* [What is required]:
Locate every line below that contains the word "this" and copy it.
--- BEGIN ---
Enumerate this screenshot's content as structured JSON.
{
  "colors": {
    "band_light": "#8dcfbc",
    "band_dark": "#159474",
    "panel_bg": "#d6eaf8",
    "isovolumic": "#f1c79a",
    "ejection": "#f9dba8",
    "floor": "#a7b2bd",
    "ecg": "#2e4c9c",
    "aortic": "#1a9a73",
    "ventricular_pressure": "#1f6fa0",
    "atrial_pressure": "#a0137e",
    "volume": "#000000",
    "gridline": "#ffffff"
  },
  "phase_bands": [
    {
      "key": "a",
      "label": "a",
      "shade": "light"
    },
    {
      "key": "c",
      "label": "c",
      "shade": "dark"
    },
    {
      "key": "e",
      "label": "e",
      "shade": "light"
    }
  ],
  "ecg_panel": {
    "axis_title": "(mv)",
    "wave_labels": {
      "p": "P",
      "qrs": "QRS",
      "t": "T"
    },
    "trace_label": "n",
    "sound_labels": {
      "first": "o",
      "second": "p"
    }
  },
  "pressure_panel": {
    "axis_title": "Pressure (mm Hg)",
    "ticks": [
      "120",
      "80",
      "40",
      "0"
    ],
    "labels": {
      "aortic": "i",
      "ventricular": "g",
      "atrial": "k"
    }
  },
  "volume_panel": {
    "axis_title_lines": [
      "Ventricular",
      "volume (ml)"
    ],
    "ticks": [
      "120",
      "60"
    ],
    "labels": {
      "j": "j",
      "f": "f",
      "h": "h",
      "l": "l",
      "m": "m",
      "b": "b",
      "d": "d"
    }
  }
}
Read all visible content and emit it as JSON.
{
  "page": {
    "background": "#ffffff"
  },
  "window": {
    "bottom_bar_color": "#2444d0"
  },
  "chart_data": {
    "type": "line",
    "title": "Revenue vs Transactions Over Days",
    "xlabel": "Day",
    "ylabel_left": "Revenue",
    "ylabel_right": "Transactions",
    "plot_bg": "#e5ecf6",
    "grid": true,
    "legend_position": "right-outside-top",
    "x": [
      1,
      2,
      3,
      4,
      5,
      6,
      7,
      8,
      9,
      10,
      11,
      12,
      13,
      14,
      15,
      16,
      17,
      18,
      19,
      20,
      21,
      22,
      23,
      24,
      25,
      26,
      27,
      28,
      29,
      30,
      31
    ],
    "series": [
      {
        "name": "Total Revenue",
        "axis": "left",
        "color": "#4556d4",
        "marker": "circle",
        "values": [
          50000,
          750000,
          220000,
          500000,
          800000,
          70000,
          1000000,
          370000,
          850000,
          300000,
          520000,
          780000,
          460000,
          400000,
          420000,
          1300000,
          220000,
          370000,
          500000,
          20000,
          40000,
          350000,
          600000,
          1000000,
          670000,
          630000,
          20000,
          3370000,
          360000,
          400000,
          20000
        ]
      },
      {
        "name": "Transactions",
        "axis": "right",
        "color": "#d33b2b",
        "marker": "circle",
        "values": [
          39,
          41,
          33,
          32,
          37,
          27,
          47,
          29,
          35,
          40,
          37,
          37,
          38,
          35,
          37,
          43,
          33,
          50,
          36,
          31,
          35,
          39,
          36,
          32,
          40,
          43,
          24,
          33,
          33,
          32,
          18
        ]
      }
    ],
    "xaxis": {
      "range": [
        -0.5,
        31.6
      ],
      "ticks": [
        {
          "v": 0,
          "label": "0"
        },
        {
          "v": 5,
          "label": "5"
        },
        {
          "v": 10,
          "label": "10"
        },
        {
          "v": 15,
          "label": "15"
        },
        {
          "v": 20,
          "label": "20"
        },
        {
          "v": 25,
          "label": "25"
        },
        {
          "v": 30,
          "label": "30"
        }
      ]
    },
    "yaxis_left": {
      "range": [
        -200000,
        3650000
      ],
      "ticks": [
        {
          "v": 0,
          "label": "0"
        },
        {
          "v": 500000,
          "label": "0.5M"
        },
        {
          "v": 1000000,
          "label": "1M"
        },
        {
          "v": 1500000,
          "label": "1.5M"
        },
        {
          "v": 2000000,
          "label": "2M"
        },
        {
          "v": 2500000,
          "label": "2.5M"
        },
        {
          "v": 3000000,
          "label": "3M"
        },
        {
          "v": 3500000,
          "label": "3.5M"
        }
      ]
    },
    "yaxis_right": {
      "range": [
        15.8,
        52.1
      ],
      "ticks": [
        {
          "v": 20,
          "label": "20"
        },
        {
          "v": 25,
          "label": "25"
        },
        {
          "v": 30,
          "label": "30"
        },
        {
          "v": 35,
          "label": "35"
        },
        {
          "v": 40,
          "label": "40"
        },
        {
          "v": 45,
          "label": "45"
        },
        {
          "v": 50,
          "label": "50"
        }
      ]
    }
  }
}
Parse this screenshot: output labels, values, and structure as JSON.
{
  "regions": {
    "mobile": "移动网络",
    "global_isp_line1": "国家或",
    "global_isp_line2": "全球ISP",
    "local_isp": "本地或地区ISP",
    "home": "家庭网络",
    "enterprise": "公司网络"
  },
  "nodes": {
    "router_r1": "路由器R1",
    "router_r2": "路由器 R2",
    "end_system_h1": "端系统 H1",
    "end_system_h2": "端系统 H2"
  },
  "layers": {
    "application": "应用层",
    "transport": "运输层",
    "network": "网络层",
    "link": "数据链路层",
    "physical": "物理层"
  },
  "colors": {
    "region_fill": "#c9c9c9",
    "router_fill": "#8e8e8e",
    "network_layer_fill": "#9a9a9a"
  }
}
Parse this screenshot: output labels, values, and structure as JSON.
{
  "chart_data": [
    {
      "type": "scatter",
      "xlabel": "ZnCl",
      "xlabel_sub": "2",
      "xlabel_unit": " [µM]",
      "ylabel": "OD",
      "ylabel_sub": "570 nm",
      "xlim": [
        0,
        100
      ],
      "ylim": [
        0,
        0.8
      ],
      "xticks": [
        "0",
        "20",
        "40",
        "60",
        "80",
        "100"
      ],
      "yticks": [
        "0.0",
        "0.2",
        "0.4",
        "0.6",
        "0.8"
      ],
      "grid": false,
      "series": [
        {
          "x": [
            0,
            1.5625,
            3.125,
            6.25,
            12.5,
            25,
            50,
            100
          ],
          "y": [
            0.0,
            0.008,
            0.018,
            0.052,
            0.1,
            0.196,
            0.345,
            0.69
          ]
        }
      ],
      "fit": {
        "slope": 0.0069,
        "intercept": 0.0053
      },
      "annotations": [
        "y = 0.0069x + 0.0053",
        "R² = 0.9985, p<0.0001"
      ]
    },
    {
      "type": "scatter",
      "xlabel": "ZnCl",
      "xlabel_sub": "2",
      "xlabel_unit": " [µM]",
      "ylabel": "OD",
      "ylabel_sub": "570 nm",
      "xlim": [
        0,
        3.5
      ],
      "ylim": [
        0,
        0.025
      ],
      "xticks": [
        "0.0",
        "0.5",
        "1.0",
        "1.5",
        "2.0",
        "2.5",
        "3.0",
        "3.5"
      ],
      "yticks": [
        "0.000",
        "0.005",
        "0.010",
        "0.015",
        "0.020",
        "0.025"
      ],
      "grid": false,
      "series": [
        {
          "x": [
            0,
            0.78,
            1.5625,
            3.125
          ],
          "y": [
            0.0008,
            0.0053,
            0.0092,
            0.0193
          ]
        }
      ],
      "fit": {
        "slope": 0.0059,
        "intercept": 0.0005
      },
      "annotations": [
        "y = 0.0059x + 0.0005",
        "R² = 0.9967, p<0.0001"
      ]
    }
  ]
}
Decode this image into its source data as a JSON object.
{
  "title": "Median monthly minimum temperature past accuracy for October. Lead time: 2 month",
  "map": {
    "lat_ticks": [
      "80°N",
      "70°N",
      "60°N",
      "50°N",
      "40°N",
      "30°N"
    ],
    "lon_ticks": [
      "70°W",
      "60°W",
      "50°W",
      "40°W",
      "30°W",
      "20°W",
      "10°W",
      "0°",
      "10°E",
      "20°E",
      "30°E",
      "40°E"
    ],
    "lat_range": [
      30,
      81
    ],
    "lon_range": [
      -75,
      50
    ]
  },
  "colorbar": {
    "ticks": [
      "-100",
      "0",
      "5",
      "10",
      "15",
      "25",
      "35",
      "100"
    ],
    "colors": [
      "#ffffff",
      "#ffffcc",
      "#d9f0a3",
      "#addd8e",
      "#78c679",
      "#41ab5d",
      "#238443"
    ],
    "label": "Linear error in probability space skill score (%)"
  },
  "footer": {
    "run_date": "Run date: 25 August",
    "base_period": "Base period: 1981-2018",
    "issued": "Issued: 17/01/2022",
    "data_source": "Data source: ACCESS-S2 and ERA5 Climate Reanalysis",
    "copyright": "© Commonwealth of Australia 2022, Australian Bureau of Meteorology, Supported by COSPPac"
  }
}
--- END ---
* [Finished answer]:
Enumerate this screenshot's content as structured JSON.
Parse this screenshot: output labels, values, and structure as JSON.
Parse this screenshot: output labels, values, and structure as JSON.
Decode this image into its source data as a JSON object.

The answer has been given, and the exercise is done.